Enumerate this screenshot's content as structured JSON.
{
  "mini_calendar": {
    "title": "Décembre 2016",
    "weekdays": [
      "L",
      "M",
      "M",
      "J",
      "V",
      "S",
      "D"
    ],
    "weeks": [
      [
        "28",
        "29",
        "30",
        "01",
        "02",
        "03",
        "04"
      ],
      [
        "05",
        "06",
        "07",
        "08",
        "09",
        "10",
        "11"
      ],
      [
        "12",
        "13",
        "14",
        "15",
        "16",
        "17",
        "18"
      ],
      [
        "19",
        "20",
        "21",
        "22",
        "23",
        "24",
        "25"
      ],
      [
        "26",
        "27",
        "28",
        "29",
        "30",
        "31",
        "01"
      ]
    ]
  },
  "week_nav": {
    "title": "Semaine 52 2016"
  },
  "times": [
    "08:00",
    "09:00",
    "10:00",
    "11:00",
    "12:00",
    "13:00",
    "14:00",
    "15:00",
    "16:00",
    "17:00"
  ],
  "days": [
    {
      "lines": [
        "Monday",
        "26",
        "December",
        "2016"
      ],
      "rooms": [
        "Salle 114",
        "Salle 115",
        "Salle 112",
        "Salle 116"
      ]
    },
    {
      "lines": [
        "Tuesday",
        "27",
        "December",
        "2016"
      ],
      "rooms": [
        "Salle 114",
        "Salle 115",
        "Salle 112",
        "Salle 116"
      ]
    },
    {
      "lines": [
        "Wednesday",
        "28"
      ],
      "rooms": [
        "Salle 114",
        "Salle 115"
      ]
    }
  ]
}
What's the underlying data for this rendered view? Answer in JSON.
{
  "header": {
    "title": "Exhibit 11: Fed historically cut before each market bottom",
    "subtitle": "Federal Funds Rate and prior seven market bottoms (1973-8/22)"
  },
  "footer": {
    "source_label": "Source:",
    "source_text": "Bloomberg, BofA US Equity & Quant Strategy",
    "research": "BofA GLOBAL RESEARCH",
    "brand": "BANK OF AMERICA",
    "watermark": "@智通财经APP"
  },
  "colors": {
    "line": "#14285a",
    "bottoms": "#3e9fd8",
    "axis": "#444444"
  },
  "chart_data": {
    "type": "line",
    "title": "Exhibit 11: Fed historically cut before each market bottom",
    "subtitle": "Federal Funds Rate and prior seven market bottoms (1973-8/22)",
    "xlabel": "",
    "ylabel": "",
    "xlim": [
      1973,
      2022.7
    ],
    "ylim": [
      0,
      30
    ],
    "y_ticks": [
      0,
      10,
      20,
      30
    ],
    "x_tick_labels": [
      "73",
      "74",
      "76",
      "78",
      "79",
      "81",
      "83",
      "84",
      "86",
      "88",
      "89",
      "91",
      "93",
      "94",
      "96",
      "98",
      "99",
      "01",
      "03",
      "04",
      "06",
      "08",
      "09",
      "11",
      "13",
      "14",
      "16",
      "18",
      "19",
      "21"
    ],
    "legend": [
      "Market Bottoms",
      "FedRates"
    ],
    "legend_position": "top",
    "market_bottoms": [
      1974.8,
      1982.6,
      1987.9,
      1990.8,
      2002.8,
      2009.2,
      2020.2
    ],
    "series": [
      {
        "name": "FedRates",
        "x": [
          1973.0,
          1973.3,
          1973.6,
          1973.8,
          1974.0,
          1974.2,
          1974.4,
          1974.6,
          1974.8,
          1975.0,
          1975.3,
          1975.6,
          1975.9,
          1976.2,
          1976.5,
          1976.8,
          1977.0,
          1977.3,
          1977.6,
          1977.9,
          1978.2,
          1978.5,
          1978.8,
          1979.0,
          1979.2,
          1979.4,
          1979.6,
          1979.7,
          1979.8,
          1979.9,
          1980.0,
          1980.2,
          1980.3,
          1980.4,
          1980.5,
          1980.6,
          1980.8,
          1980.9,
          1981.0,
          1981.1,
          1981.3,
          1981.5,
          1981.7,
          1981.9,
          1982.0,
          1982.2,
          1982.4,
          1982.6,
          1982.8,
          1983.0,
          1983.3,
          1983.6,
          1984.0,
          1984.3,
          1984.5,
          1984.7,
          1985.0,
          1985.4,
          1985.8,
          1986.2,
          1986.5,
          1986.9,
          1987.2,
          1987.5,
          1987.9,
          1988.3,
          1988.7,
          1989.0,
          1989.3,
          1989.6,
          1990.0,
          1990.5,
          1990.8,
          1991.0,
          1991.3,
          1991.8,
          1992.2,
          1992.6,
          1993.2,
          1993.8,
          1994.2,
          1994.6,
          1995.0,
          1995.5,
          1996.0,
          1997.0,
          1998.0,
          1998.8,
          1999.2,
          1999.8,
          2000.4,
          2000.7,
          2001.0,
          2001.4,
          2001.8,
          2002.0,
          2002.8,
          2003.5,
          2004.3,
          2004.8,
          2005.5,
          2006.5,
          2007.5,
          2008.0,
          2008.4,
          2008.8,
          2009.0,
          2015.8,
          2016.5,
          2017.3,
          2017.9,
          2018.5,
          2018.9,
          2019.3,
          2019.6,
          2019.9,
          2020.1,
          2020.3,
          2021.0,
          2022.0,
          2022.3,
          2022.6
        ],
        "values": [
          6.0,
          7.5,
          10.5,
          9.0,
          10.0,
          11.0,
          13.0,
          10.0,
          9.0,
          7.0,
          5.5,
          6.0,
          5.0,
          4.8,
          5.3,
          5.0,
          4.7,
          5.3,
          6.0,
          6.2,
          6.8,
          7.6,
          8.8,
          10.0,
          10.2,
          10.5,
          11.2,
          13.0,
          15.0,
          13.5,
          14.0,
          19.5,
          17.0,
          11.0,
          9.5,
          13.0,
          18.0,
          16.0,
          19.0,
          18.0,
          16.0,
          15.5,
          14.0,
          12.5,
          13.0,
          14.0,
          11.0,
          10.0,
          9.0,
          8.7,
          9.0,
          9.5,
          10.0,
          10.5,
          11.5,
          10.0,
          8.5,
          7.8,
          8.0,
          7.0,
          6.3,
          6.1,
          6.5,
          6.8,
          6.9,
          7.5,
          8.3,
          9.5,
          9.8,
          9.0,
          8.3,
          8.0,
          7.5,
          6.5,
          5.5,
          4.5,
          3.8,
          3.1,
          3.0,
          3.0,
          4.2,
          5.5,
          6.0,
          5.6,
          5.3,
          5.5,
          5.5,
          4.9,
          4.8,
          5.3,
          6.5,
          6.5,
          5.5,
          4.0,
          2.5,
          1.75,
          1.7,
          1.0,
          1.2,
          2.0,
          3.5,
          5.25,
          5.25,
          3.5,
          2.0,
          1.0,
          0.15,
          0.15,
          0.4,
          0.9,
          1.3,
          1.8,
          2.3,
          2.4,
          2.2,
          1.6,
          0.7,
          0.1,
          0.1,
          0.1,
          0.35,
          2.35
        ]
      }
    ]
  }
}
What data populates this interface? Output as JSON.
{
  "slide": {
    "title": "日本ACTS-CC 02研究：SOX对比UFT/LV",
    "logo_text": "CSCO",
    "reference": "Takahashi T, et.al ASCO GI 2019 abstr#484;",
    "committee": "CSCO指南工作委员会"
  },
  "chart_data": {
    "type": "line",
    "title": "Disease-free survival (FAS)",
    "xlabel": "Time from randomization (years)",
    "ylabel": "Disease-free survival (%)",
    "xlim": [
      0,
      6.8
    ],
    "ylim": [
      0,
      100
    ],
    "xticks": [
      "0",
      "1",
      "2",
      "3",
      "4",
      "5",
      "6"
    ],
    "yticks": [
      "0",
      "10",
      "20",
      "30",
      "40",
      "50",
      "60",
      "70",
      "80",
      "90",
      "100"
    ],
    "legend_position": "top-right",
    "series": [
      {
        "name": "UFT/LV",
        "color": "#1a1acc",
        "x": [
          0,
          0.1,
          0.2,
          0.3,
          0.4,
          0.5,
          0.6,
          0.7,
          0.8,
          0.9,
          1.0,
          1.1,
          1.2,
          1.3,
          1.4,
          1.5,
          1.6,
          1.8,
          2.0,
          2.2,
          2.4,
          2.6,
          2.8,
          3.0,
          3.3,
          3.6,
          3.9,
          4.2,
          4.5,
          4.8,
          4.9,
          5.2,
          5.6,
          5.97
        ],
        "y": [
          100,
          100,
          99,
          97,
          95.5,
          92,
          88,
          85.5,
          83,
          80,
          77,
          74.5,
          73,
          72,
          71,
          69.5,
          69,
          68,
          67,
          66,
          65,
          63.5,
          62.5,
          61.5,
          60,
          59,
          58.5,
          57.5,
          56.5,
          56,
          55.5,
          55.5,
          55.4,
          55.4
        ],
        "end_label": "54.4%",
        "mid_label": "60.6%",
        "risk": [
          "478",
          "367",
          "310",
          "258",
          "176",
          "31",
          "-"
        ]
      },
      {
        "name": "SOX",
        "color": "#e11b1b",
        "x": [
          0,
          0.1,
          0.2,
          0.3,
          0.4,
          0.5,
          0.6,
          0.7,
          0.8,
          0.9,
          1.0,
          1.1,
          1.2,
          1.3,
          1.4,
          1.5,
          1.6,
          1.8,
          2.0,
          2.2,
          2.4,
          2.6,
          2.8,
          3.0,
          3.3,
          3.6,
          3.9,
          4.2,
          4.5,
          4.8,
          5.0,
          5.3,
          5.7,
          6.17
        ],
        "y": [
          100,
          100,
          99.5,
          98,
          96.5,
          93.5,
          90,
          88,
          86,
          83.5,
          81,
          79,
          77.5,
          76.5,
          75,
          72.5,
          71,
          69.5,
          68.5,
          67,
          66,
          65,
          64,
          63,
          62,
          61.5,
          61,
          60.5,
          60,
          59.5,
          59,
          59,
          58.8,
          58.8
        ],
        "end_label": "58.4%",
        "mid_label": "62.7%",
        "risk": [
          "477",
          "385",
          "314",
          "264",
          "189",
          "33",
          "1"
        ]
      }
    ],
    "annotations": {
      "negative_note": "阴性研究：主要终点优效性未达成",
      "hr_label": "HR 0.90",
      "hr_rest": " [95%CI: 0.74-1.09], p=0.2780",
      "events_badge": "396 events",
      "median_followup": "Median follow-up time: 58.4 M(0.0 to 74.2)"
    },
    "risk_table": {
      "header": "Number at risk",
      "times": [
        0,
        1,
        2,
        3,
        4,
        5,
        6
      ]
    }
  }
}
....................
_Your task_
Using the listing above, gather each line that holds the string "What" and copy it.

_Complete output_
What's the underlying data for this rendered view? Answer in JSON.
What data populates this interface? Output as JSON.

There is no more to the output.